PROBLEM REQUIREMENTS: Retype the material below. Keep every word exactly as it is.

INPUT MATERIAL:
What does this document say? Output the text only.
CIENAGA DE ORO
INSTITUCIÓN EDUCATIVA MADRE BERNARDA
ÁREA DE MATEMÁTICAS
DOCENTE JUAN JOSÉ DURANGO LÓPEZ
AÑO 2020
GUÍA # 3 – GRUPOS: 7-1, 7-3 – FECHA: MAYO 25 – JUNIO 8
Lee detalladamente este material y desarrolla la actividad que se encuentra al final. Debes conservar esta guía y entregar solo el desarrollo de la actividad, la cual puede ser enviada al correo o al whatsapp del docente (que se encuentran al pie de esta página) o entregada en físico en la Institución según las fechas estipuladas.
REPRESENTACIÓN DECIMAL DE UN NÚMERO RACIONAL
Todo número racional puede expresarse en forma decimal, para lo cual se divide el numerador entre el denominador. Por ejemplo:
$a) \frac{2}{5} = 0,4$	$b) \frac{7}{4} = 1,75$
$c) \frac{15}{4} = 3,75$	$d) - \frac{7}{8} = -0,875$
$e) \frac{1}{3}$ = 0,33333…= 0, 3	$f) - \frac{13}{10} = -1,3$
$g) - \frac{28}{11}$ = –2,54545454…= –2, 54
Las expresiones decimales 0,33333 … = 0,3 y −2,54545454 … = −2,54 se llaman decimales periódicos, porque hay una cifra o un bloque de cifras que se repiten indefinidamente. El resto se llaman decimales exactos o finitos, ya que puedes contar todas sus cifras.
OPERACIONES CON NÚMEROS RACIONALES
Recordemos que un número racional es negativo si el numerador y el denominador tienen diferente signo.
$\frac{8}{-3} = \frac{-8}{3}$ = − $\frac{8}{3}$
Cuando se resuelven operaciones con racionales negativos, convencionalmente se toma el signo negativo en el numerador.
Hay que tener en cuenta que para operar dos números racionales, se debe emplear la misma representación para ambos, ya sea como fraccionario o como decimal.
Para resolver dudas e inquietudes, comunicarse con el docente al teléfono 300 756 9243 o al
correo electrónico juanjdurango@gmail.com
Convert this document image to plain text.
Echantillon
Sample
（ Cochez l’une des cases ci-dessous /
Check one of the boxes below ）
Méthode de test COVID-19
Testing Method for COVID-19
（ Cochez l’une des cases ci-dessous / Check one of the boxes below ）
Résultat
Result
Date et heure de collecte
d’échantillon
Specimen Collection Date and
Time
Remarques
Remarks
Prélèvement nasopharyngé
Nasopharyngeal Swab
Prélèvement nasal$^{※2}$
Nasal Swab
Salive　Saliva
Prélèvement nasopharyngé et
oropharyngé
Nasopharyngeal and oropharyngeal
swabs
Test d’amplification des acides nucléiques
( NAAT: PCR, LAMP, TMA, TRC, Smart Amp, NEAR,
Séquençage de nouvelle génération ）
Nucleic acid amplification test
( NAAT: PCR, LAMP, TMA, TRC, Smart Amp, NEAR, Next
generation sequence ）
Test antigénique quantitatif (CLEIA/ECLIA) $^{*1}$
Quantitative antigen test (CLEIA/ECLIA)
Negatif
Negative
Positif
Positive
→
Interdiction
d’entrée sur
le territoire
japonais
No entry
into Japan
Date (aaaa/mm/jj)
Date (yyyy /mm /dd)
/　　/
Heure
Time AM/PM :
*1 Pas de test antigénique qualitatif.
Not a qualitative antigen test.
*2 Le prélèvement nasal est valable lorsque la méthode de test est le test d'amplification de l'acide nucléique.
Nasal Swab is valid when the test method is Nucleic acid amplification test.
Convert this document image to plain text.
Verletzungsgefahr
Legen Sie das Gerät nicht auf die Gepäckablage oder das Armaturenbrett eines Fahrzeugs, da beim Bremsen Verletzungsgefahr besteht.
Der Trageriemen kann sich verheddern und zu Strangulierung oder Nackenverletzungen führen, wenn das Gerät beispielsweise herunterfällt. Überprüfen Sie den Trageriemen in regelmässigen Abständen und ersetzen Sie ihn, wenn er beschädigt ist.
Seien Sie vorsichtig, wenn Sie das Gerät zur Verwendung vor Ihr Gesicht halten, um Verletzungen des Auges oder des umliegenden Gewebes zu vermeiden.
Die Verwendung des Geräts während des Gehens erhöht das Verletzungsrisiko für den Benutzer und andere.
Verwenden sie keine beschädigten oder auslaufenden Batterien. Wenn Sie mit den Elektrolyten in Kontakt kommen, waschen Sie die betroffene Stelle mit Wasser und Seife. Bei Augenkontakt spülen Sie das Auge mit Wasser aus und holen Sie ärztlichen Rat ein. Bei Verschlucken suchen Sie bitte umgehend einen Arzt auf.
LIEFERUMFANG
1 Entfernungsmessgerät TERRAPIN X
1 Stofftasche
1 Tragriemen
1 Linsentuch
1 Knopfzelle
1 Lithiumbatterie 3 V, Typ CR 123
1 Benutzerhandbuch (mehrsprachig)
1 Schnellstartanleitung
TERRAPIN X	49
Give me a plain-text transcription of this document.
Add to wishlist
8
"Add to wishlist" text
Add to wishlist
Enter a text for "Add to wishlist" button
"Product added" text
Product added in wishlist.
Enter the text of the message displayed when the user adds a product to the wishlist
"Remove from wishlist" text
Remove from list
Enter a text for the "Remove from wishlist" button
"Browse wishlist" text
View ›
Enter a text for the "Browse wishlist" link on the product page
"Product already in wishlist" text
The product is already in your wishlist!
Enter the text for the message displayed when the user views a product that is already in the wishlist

ANSWER TO THIS PROBLEM:
What does this document say? Output the text only.
CIENAGA DE ORO
INSTITUCIÓN EDUCATIVA MADRE BERNARDA
ÁREA DE MATEMÁTICAS
DOCENTE JUAN JOSÉ DURANGO LÓPEZ
AÑO 2020
GUÍA # 3 – GRUPOS: 7-1, 7-3 – FECHA: MAYO 25 – JUNIO 8
Lee detalladamente este material y desarrolla la actividad que se encuentra al final. Debes conservar esta guía y entregar solo el desarrollo de la actividad, la cual puede ser enviada al correo o al whatsapp del docente (que se encuentran al pie de esta página) o entregada en físico en la Institución según las fechas estipuladas.
REPRESENTACIÓN DECIMAL DE UN NÚMERO RACIONAL
Todo número racional puede expresarse en forma decimal, para lo cual se divide el numerador entre el denominador. Por ejemplo:
$a) \frac{2}{5} = 0,4$	$b) \frac{7}{4} = 1,75$
$c) \frac{15}{4} = 3,75$	$d) - \frac{7}{8} = -0,875$
$e) \frac{1}{3}$ = 0,33333…= 0, 3	$f) - \frac{13}{10} = -1,3$
$g) - \frac{28}{11}$ = –2,54545454…= –2, 54
Las expresiones decimales 0,33333 … = 0,3 y −2,54545454 … = −2,54 se llaman decimales periódicos, porque hay una cifra o un bloque de cifras que se repiten indefinidamente. El resto se llaman decimales exactos o finitos, ya que puedes contar todas sus cifras.
OPERACIONES CON NÚMEROS RACIONALES
Recordemos que un número racional es negativo si el numerador y el denominador tienen diferente signo.
$\frac{8}{-3} = \frac{-8}{3}$ = − $\frac{8}{3}$
Cuando se resuelven operaciones con racionales negativos, convencionalmente se toma el signo negativo en el numerador.
Hay que tener en cuenta que para operar dos números racionales, se debe emplear la misma representación para ambos, ya sea como fraccionario o como decimal.
Para resolver dudas e inquietudes, comunicarse con el docente al teléfono 300 756 9243 o al
correo electrónico juanjdurango@gmail.com
Convert this document image to plain text.
Echantillon
Sample
（ Cochez l’une des cases ci-dessous /
Check one of the boxes below ）
Méthode de test COVID-19
Testing Method for COVID-19
（ Cochez l’une des cases ci-dessous / Check one of the boxes below ）
Résultat
Result
Date et heure de collecte
d’échantillon
Specimen Collection Date and
Time
Remarques
Remarks
Prélèvement nasopharyngé
Nasopharyngeal Swab
Prélèvement nasal$^{※2}$
Nasal Swab
Salive　Saliva
Prélèvement nasopharyngé et
oropharyngé
Nasopharyngeal and oropharyngeal
swabs
Test d’amplification des acides nucléiques
( NAAT: PCR, LAMP, TMA, TRC, Smart Amp, NEAR,
Séquençage de nouvelle génération ）
Nucleic acid amplification test
( NAAT: PCR, LAMP, TMA, TRC, Smart Amp, NEAR, Next
generation sequence ）
Test antigénique quantitatif (CLEIA/ECLIA) $^{*1}$
Quantitative antigen test (CLEIA/ECLIA)
Negatif
Negative
Positif
Positive
→
Interdiction
d’entrée sur
le territoire
japonais
No entry
into Japan
Date (aaaa/mm/jj)
Date (yyyy /mm /dd)
/　　/
Heure
Time AM/PM :
*1 Pas de test antigénique qualitatif.
Not a qualitative antigen test.
*2 Le prélèvement nasal est valable lorsque la méthode de test est le test d'amplification de l'acide nucléique.
Nasal Swab is valid when the test method is Nucleic acid amplification test.
Convert this document image to plain text.
Verletzungsgefahr
Legen Sie das Gerät nicht auf die Gepäckablage oder das Armaturenbrett eines Fahrzeugs, da beim Bremsen Verletzungsgefahr besteht.
Der Trageriemen kann sich verheddern und zu Strangulierung oder Nackenverletzungen führen, wenn das Gerät beispielsweise herunterfällt. Überprüfen Sie den Trageriemen in regelmässigen Abständen und ersetzen Sie ihn, wenn er beschädigt ist.
Seien Sie vorsichtig, wenn Sie das Gerät zur Verwendung vor Ihr Gesicht halten, um Verletzungen des Auges oder des umliegenden Gewebes zu vermeiden.
Die Verwendung des Geräts während des Gehens erhöht das Verletzungsrisiko für den Benutzer und andere.
Verwenden sie keine beschädigten oder auslaufenden Batterien. Wenn Sie mit den Elektrolyten in Kontakt kommen, waschen Sie die betroffene Stelle mit Wasser und Seife. Bei Augenkontakt spülen Sie das Auge mit Wasser aus und holen Sie ärztlichen Rat ein. Bei Verschlucken suchen Sie bitte umgehend einen Arzt auf.
LIEFERUMFANG
1 Entfernungsmessgerät TERRAPIN X
1 Stofftasche
1 Tragriemen
1 Linsentuch
1 Knopfzelle
1 Lithiumbatterie 3 V, Typ CR 123
1 Benutzerhandbuch (mehrsprachig)
1 Schnellstartanleitung
TERRAPIN X	49
Give me a plain-text transcription of this document.
Add to wishlist
8
"Add to wishlist" text
Add to wishlist
Enter a text for "Add to wishlist" button
"Product added" text
Product added in wishlist.
Enter the text of the message displayed when the user adds a product to the wishlist
"Remove from wishlist" text
Remove from list
Enter a text for the "Remove from wishlist" button
"Browse wishlist" text
View ›
Enter a text for the "Browse wishlist" link on the product page
"Product already in wishlist" text
The product is already in your wishlist!
Enter the text for the message displayed when the user views a product that is already in the wishlist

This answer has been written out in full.